[Do this]
Your task is to count the lines of the entries below that include the word "plan" and to give only the resulting number.

--- Start of Material to process ---

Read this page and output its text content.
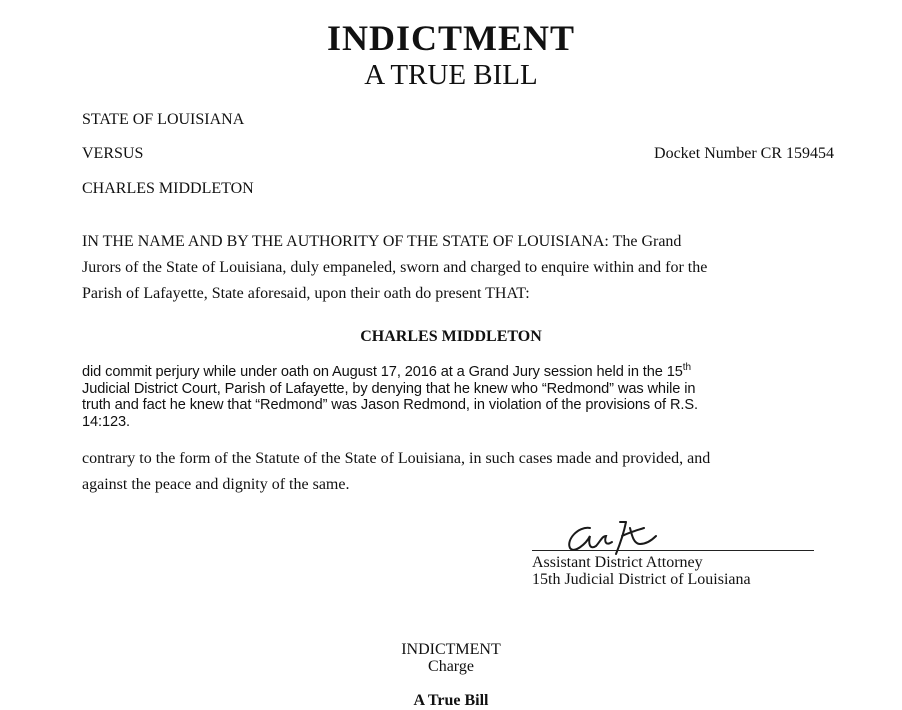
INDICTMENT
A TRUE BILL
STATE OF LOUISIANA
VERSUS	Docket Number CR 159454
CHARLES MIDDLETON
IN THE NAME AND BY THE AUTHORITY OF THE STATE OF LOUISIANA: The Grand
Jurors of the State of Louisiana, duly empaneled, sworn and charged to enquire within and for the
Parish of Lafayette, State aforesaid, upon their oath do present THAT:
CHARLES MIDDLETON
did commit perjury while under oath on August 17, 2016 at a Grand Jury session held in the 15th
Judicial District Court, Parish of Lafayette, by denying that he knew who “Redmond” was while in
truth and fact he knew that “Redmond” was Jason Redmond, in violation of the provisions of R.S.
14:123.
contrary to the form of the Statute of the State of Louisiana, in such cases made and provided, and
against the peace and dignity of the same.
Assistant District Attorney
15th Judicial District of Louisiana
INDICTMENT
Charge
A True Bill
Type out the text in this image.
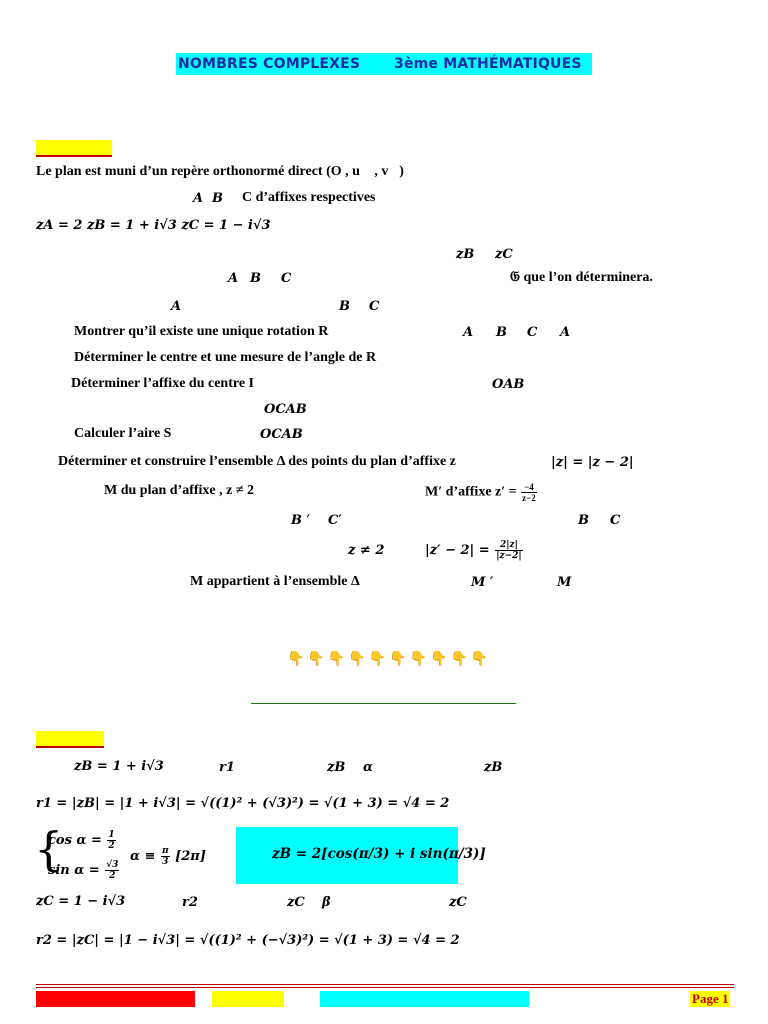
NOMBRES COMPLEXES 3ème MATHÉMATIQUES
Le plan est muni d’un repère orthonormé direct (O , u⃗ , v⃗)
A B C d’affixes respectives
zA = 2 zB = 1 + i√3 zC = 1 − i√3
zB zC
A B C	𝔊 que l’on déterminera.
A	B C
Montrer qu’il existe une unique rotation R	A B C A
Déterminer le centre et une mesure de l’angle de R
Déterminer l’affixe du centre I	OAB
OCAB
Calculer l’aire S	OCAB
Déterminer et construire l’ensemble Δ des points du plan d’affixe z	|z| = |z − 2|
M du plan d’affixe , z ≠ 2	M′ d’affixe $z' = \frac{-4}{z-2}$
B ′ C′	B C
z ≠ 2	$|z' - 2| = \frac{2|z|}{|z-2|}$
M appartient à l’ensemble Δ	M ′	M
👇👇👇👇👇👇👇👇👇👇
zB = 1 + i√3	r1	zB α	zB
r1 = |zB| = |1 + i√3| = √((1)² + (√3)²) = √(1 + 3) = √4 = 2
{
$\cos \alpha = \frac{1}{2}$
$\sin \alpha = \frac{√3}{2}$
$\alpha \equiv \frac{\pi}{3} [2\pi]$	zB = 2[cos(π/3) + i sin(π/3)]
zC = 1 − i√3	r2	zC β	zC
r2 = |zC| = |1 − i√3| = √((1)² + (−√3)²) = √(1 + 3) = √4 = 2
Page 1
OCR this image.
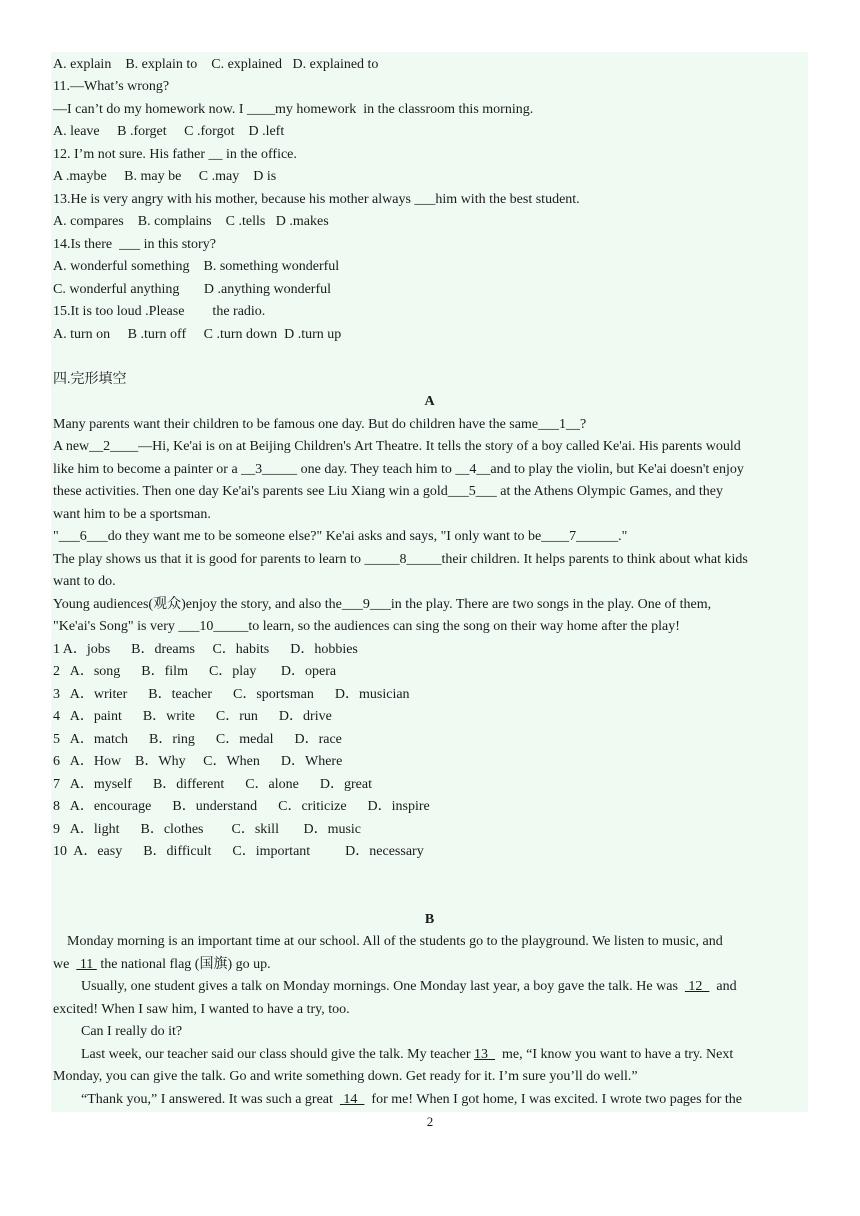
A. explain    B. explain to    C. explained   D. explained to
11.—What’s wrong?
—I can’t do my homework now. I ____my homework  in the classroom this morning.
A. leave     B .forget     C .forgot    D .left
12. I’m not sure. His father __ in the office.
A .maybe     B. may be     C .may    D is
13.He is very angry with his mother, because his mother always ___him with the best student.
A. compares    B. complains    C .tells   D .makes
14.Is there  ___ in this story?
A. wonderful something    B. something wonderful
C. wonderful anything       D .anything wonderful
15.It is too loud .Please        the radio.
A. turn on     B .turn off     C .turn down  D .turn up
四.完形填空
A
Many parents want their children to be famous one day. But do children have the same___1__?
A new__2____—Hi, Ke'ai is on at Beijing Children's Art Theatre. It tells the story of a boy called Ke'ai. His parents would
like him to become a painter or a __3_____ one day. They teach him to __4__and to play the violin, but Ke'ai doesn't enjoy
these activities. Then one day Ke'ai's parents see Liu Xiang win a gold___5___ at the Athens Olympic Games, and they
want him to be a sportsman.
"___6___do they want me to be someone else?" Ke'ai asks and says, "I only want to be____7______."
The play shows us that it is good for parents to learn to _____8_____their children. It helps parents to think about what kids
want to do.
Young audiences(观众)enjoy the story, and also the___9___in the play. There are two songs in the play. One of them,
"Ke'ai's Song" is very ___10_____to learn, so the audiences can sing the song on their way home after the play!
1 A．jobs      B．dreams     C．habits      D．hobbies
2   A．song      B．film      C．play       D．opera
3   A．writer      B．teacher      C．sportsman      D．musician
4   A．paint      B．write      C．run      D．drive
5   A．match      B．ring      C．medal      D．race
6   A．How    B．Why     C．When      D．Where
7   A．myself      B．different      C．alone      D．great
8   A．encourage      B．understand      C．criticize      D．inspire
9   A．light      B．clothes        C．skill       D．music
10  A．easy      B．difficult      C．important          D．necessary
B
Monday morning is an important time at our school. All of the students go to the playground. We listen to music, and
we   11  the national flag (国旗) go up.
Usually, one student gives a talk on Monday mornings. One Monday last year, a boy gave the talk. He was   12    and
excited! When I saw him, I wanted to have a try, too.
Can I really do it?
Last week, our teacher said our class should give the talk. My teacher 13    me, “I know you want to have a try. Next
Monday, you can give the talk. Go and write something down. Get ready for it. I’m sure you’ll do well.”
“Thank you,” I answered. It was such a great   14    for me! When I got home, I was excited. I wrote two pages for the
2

--- End of Material to process ---
--- Start of Material to process ---

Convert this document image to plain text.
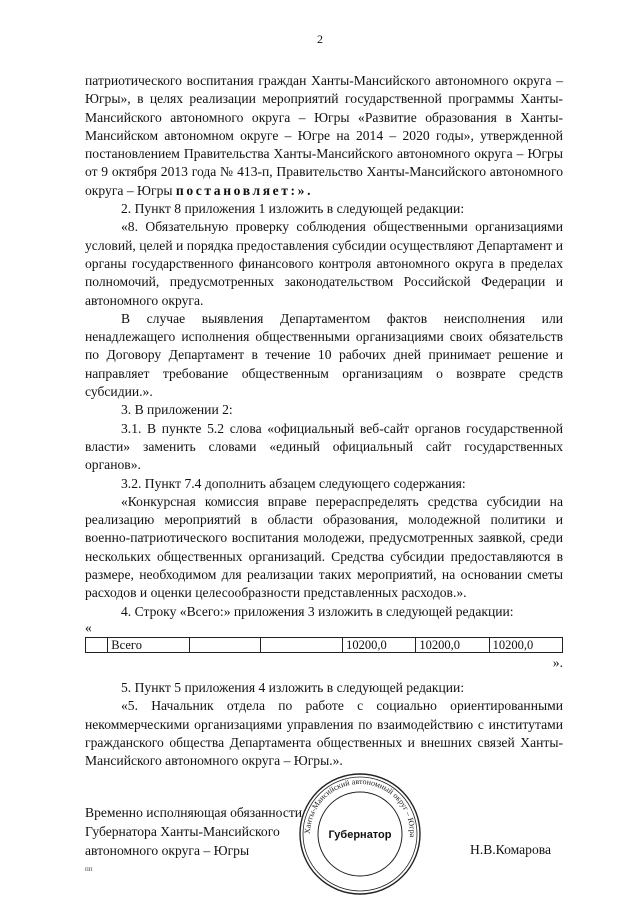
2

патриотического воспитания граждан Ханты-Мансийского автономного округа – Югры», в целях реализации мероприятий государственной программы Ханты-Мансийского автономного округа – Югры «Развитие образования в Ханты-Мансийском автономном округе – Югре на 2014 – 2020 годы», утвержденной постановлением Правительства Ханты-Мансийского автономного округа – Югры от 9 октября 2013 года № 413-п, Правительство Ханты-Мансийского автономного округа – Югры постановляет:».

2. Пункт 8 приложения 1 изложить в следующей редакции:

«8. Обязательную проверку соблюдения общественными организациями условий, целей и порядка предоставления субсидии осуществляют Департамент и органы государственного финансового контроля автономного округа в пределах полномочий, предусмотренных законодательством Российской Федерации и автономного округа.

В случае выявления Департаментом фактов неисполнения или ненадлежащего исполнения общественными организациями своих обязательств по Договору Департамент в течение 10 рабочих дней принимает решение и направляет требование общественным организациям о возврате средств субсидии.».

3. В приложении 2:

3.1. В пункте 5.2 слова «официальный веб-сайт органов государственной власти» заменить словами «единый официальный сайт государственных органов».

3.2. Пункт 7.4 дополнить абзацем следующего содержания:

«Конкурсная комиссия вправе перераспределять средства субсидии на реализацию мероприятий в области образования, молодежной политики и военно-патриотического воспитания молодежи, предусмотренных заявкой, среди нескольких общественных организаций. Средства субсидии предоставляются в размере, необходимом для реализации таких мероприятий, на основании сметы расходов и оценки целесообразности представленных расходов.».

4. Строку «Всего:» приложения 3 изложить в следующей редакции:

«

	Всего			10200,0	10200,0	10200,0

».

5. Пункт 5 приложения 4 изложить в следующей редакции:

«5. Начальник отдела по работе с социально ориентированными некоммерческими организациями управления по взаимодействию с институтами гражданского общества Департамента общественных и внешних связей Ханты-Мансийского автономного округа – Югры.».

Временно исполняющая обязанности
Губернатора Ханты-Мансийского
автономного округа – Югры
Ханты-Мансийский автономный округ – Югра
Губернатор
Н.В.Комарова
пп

--- End of Material to process ---
--- Start of Material to process ---

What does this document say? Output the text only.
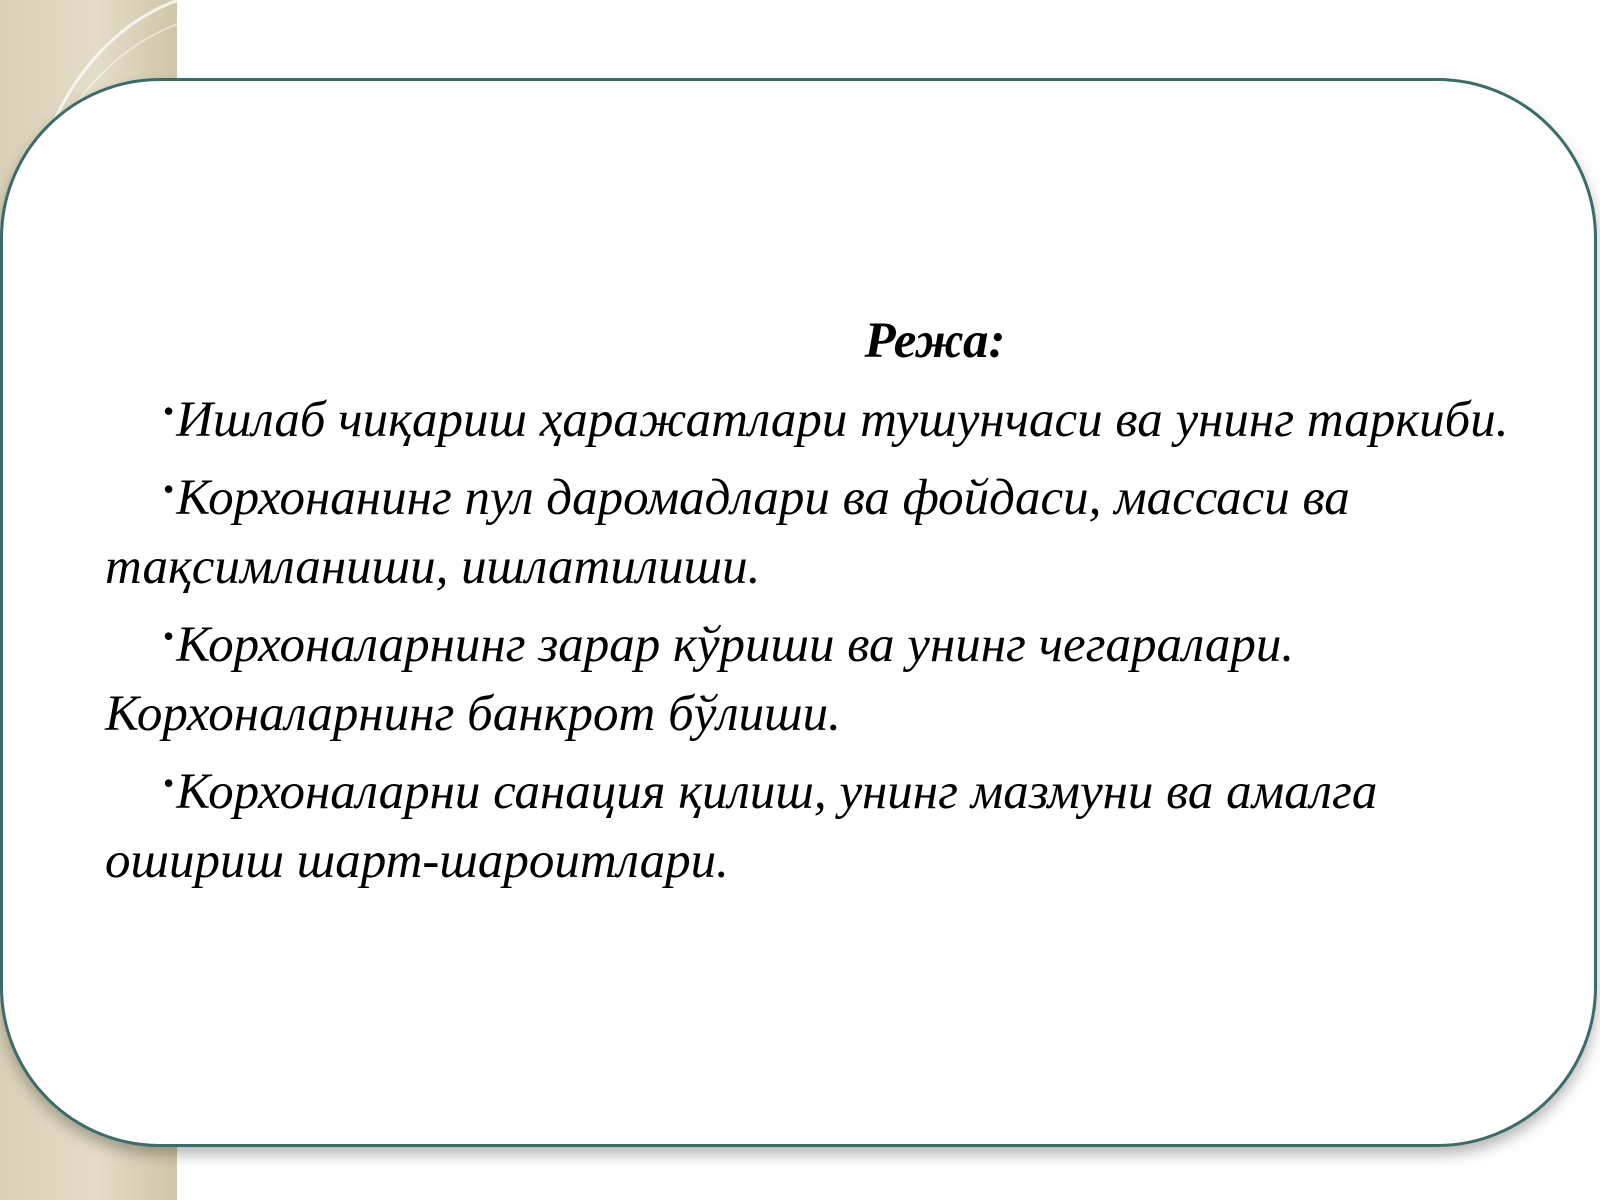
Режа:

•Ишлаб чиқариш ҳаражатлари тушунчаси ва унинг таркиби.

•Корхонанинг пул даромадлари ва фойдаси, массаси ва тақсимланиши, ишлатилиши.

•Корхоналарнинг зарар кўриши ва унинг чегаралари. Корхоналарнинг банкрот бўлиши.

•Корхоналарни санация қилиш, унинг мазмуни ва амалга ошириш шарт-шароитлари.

--- End of Material to process ---

[Answer for the task]
3